------ Provided material ------
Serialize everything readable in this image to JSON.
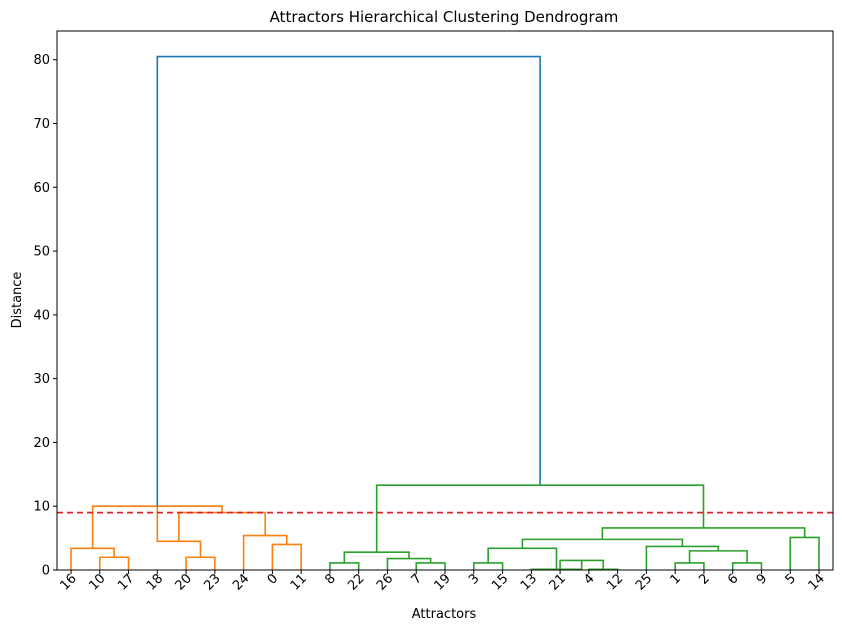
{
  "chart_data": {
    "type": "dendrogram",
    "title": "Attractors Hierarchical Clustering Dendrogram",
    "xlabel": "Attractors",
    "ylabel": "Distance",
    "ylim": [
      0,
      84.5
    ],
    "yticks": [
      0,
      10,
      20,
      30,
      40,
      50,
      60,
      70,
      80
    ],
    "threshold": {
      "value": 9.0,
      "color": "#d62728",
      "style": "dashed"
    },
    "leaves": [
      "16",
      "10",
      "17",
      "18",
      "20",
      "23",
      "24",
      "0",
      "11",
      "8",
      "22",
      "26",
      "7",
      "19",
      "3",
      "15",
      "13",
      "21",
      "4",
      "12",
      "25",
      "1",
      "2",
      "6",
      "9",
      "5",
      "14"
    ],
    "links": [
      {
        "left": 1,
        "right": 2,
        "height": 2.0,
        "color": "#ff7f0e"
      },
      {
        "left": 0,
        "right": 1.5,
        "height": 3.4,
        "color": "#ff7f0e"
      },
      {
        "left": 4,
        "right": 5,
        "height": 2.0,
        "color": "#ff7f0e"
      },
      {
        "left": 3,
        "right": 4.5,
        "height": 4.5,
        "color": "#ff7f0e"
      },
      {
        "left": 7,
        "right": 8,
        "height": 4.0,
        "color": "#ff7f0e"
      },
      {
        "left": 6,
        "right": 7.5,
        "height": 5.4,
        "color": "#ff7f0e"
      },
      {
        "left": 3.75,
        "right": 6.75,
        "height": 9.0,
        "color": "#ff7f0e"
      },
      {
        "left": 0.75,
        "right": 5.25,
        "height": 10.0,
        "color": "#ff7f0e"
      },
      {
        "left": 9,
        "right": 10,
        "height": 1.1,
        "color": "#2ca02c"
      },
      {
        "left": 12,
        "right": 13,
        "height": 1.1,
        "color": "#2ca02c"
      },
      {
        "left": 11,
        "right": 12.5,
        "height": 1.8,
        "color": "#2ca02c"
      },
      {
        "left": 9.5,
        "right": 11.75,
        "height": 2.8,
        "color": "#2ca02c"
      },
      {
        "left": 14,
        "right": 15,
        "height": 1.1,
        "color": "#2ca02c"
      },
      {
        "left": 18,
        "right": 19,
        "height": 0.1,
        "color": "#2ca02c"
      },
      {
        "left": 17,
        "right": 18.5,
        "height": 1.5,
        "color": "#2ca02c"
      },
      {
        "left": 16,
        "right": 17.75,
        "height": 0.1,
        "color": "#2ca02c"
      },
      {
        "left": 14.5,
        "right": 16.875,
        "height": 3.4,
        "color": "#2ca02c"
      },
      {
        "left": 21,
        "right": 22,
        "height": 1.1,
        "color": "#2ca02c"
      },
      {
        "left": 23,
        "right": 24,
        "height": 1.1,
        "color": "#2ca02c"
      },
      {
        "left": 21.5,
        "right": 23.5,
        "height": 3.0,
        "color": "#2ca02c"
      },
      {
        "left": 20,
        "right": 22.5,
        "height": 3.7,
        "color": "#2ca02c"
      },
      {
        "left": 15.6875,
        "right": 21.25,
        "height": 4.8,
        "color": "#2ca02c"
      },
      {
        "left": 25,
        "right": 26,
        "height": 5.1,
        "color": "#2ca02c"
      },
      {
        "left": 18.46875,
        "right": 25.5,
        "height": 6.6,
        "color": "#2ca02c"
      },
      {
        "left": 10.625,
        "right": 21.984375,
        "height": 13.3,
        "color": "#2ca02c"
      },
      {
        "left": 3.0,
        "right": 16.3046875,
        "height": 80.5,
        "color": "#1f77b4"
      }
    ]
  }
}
------
### Exercise details
Reply with one number only, the count of lines above that hold the string "Attractors".

### Written response
2